--- TASK INPUT ---
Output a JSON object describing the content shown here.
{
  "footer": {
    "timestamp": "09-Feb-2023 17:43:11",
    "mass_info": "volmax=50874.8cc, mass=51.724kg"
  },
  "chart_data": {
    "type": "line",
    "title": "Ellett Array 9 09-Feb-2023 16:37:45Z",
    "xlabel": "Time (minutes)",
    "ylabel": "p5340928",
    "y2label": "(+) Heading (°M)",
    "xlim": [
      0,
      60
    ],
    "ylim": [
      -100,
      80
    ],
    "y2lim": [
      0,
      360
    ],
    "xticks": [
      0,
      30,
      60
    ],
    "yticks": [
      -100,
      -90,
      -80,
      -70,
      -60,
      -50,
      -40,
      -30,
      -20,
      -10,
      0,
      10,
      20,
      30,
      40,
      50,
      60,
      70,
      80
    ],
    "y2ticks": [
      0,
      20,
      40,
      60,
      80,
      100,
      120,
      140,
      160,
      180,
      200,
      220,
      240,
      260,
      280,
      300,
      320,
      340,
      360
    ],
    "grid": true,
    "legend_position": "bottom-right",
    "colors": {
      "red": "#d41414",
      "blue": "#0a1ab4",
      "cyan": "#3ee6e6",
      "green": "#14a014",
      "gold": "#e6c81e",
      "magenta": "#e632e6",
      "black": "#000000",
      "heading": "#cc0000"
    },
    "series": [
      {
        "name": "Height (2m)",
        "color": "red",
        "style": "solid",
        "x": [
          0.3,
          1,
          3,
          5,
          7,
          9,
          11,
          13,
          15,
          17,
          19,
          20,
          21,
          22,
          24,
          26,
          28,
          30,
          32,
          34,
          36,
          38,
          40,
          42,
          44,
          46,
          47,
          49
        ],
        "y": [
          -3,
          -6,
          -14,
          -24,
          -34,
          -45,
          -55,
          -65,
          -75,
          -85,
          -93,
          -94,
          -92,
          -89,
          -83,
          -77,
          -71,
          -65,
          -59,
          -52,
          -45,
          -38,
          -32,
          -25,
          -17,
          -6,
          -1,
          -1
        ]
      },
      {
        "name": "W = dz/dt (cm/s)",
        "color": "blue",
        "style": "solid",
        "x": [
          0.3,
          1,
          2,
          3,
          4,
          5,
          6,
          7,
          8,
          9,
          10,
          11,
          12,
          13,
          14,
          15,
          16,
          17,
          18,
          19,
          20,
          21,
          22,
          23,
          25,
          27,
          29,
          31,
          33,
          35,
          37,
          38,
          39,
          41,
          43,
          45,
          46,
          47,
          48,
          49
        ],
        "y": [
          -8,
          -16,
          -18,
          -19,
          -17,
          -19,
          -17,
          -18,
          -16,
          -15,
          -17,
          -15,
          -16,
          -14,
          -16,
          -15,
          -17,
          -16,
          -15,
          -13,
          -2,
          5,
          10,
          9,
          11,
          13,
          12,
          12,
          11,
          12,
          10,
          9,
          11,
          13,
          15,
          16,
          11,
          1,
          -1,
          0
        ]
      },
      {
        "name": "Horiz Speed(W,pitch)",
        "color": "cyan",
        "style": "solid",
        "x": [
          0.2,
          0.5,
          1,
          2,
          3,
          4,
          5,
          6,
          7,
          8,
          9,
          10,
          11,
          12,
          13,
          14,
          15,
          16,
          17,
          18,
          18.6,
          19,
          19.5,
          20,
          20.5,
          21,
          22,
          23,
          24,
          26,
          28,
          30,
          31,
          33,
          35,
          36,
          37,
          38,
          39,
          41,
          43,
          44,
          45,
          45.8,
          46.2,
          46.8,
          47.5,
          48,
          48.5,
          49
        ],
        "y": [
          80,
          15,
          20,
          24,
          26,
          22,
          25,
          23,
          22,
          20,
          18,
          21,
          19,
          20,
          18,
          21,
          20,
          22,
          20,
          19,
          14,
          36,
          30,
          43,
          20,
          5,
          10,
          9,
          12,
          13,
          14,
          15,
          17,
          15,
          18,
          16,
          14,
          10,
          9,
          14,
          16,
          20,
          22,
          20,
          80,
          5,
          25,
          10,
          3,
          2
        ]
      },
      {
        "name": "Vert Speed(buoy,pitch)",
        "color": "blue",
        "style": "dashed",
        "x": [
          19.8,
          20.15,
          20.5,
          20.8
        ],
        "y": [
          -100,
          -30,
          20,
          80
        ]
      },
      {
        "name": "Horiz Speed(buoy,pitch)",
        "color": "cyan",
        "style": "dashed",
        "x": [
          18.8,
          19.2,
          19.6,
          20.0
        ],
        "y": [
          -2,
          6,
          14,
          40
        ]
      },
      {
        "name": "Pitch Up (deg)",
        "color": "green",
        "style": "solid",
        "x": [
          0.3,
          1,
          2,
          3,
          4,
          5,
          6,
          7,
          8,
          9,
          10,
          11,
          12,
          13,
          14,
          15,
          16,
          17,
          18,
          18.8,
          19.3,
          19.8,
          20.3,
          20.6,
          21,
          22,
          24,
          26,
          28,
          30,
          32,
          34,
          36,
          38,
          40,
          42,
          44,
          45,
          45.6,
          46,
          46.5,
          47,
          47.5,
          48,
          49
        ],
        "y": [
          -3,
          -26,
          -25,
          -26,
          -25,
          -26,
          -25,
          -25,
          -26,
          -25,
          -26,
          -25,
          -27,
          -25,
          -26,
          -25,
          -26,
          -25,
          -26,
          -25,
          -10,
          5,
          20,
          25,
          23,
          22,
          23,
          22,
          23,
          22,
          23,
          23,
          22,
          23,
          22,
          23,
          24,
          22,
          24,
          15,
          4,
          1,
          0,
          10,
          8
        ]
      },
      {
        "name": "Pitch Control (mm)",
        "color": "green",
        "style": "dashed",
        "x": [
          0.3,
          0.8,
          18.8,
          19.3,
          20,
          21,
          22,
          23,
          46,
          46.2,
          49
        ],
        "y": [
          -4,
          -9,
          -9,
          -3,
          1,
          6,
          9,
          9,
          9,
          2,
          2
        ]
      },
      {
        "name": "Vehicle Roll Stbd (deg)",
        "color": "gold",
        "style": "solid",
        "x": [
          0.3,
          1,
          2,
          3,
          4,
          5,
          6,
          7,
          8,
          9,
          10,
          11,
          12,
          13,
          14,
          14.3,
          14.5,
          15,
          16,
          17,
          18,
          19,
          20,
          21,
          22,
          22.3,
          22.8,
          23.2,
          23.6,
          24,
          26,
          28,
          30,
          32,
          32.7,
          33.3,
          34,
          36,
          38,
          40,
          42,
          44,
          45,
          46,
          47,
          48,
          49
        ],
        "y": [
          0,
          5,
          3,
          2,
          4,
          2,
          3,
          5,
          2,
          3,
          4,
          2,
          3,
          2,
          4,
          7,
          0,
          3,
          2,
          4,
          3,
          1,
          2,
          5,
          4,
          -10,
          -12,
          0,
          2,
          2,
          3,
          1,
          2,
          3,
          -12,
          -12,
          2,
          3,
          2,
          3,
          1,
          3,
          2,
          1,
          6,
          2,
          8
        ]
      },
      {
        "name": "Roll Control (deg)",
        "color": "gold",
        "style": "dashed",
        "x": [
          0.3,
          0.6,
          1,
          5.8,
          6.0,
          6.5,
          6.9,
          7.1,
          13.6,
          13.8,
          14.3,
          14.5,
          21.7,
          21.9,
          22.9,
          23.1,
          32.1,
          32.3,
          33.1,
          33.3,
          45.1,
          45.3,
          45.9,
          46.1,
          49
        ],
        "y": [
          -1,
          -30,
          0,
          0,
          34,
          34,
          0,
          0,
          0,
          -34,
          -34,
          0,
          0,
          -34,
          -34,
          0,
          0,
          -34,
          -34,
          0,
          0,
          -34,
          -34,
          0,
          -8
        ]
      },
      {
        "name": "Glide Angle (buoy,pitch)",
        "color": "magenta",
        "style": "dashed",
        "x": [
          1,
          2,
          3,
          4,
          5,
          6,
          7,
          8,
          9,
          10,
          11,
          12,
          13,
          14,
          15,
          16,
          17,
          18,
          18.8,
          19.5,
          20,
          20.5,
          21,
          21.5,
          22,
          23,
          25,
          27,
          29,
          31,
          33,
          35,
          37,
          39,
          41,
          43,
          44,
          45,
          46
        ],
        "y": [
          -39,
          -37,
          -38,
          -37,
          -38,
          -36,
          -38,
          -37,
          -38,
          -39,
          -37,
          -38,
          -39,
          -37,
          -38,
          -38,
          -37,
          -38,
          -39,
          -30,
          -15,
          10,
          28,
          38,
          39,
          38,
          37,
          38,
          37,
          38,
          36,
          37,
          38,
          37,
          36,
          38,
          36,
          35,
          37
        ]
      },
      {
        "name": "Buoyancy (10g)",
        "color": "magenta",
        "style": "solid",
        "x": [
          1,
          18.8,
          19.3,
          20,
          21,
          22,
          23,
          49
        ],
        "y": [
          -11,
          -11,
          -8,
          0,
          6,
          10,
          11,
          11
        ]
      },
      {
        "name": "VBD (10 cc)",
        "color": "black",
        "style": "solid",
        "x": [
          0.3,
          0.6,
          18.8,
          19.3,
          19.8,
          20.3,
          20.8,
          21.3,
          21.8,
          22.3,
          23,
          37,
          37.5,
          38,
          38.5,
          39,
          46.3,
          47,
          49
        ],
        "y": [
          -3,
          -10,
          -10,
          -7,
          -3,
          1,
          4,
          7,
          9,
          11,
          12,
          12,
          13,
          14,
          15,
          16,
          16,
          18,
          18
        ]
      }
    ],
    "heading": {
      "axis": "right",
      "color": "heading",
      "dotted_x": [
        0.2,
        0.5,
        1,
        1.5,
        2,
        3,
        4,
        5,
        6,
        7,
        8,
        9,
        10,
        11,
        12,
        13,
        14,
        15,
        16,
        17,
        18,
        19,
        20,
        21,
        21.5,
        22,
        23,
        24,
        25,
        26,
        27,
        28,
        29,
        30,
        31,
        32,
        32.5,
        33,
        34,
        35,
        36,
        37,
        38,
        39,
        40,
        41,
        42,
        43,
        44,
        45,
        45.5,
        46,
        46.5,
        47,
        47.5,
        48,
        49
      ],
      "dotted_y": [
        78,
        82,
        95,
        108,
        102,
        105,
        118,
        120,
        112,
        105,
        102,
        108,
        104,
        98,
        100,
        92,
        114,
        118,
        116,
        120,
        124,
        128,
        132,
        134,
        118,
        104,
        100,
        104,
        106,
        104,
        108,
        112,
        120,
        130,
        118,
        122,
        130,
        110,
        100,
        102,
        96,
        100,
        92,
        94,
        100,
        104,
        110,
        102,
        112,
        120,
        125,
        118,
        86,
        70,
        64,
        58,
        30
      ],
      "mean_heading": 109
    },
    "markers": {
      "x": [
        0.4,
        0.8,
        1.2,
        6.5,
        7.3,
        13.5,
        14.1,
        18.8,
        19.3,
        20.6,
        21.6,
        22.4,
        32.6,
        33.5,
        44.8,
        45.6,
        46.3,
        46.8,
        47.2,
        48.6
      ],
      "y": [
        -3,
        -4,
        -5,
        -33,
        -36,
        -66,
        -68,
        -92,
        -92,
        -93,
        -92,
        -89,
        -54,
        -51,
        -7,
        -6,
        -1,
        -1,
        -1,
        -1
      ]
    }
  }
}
---
YOUR INSTRUCTIONS:
Search the data above for the string "right" and return every line that has it.

TASK RESPONSE:
    "legend_position": "bottom-right",
      "axis": "right",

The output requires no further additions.